WRITTEN PROBLEM
Reproduce every item below, substituting "urban-block" for each occurrence of "city-block" and leaving all other text unchanged.

THE INPUT
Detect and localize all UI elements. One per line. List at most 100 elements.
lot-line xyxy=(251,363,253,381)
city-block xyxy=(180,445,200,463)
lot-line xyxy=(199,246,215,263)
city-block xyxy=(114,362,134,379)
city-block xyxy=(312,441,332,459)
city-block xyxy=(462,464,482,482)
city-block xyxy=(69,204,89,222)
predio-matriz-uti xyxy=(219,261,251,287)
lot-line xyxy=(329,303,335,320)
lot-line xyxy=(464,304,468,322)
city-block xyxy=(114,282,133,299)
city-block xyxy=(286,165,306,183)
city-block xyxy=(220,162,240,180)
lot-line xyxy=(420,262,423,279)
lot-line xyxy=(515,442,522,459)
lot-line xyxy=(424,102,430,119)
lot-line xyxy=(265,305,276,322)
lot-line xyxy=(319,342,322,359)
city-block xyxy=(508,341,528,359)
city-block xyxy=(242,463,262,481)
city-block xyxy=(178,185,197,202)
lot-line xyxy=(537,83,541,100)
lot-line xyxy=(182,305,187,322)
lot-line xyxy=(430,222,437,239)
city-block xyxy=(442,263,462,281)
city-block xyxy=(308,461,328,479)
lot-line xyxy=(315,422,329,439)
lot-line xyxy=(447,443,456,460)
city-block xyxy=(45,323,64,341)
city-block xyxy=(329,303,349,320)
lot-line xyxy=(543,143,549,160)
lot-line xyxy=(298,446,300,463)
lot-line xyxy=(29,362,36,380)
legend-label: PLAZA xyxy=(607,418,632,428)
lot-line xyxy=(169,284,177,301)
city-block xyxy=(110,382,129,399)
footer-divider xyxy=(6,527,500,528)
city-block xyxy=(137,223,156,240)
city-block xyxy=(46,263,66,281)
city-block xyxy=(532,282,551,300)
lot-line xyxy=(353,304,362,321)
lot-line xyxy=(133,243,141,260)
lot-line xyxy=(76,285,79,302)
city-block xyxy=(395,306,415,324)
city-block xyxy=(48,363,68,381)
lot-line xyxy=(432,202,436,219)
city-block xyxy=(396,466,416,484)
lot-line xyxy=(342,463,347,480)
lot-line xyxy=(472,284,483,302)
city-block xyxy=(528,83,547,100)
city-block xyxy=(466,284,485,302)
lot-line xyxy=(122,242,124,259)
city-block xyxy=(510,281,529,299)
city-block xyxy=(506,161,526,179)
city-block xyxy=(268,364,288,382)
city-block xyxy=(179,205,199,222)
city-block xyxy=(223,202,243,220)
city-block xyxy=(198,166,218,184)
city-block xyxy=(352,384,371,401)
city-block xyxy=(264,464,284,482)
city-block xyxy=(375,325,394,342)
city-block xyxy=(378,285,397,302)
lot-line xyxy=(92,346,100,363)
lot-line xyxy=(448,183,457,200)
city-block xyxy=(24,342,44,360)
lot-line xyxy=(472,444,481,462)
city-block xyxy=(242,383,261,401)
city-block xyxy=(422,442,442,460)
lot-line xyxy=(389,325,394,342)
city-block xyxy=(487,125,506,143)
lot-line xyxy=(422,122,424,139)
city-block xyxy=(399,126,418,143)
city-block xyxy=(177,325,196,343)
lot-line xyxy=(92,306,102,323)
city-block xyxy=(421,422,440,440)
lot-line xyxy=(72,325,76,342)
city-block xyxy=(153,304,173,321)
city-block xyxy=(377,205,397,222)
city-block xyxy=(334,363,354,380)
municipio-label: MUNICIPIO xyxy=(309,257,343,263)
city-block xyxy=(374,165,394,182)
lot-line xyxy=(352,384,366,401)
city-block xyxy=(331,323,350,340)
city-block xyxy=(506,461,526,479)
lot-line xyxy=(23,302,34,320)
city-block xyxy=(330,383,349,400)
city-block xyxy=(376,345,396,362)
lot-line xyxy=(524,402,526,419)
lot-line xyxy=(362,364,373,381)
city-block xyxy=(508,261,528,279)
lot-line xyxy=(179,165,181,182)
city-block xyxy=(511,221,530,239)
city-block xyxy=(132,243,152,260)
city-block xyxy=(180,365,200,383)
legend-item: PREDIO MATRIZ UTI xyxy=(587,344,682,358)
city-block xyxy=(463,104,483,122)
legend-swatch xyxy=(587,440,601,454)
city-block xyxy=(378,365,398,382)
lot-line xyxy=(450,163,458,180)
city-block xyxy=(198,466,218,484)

TASK RESPONSE
Detect and localize all UI elements. One per line. List at most 100 elements.
lot-line xyxy=(251,363,253,381)
urban-block xyxy=(180,445,200,463)
lot-line xyxy=(199,246,215,263)
urban-block xyxy=(114,362,134,379)
urban-block xyxy=(312,441,332,459)
urban-block xyxy=(462,464,482,482)
urban-block xyxy=(69,204,89,222)
predio-matriz-uti xyxy=(219,261,251,287)
lot-line xyxy=(329,303,335,320)
lot-line xyxy=(464,304,468,322)
urban-block xyxy=(114,282,133,299)
urban-block xyxy=(286,165,306,183)
urban-block xyxy=(220,162,240,180)
lot-line xyxy=(420,262,423,279)
lot-line xyxy=(515,442,522,459)
lot-line xyxy=(424,102,430,119)
lot-line xyxy=(265,305,276,322)
lot-line xyxy=(319,342,322,359)
urban-block xyxy=(508,341,528,359)
urban-block xyxy=(242,463,262,481)
urban-block xyxy=(178,185,197,202)
lot-line xyxy=(537,83,541,100)
lot-line xyxy=(182,305,187,322)
lot-line xyxy=(430,222,437,239)
urban-block xyxy=(442,263,462,281)
urban-block xyxy=(308,461,328,479)
lot-line xyxy=(315,422,329,439)
lot-line xyxy=(447,443,456,460)
urban-block xyxy=(45,323,64,341)
urban-block xyxy=(329,303,349,320)
lot-line xyxy=(543,143,549,160)
lot-line xyxy=(298,446,300,463)
lot-line xyxy=(29,362,36,380)
legend-label: PLAZA xyxy=(607,418,632,428)
lot-line xyxy=(169,284,177,301)
urban-block xyxy=(110,382,129,399)
footer-divider xyxy=(6,527,500,528)
urban-block xyxy=(137,223,156,240)
urban-block xyxy=(46,263,66,281)
urban-block xyxy=(532,282,551,300)
lot-line xyxy=(353,304,362,321)
lot-line xyxy=(133,243,141,260)
lot-line xyxy=(76,285,79,302)
urban-block xyxy=(395,306,415,324)
urban-block xyxy=(48,363,68,381)
lot-line xyxy=(432,202,436,219)
urban-block xyxy=(396,466,416,484)
lot-line xyxy=(342,463,347,480)
lot-line xyxy=(472,284,483,302)
urban-block xyxy=(528,83,547,100)
urban-block xyxy=(466,284,485,302)
lot-line xyxy=(122,242,124,259)
urban-block xyxy=(510,281,529,299)
urban-block xyxy=(506,161,526,179)
urban-block xyxy=(268,364,288,382)
urban-block xyxy=(179,205,199,222)
urban-block xyxy=(223,202,243,220)
urban-block xyxy=(198,166,218,184)
urban-block xyxy=(352,384,371,401)
urban-block xyxy=(264,464,284,482)
urban-block xyxy=(375,325,394,342)
urban-block xyxy=(378,285,397,302)
lot-line xyxy=(92,346,100,363)
lot-line xyxy=(448,183,457,200)
urban-block xyxy=(24,342,44,360)
lot-line xyxy=(472,444,481,462)
urban-block xyxy=(242,383,261,401)
urban-block xyxy=(422,442,442,460)
lot-line xyxy=(389,325,394,342)
urban-block xyxy=(487,125,506,143)
lot-line xyxy=(422,122,424,139)
urban-block xyxy=(399,126,418,143)
urban-block xyxy=(177,325,196,343)
lot-line xyxy=(92,306,102,323)
urban-block xyxy=(421,422,440,440)
lot-line xyxy=(72,325,76,342)
urban-block xyxy=(153,304,173,321)
urban-block xyxy=(377,205,397,222)
urban-block xyxy=(334,363,354,380)
municipio-label: MUNICIPIO xyxy=(309,257,343,263)
urban-block xyxy=(374,165,394,182)
lot-line xyxy=(352,384,366,401)
urban-block xyxy=(331,323,350,340)
urban-block xyxy=(506,461,526,479)
lot-line xyxy=(23,302,34,320)
urban-block xyxy=(330,383,349,400)
urban-block xyxy=(376,345,396,362)
lot-line xyxy=(524,402,526,419)
lot-line xyxy=(362,364,373,381)
urban-block xyxy=(508,261,528,279)
lot-line xyxy=(179,165,181,182)
urban-block xyxy=(511,221,530,239)
urban-block xyxy=(132,243,152,260)
urban-block xyxy=(180,365,200,383)
legend-item: PREDIO MATRIZ UTI xyxy=(587,344,682,358)
urban-block xyxy=(463,104,483,122)
legend-swatch xyxy=(587,440,601,454)
urban-block xyxy=(378,365,398,382)
lot-line xyxy=(450,163,458,180)
urban-block xyxy=(198,466,218,484)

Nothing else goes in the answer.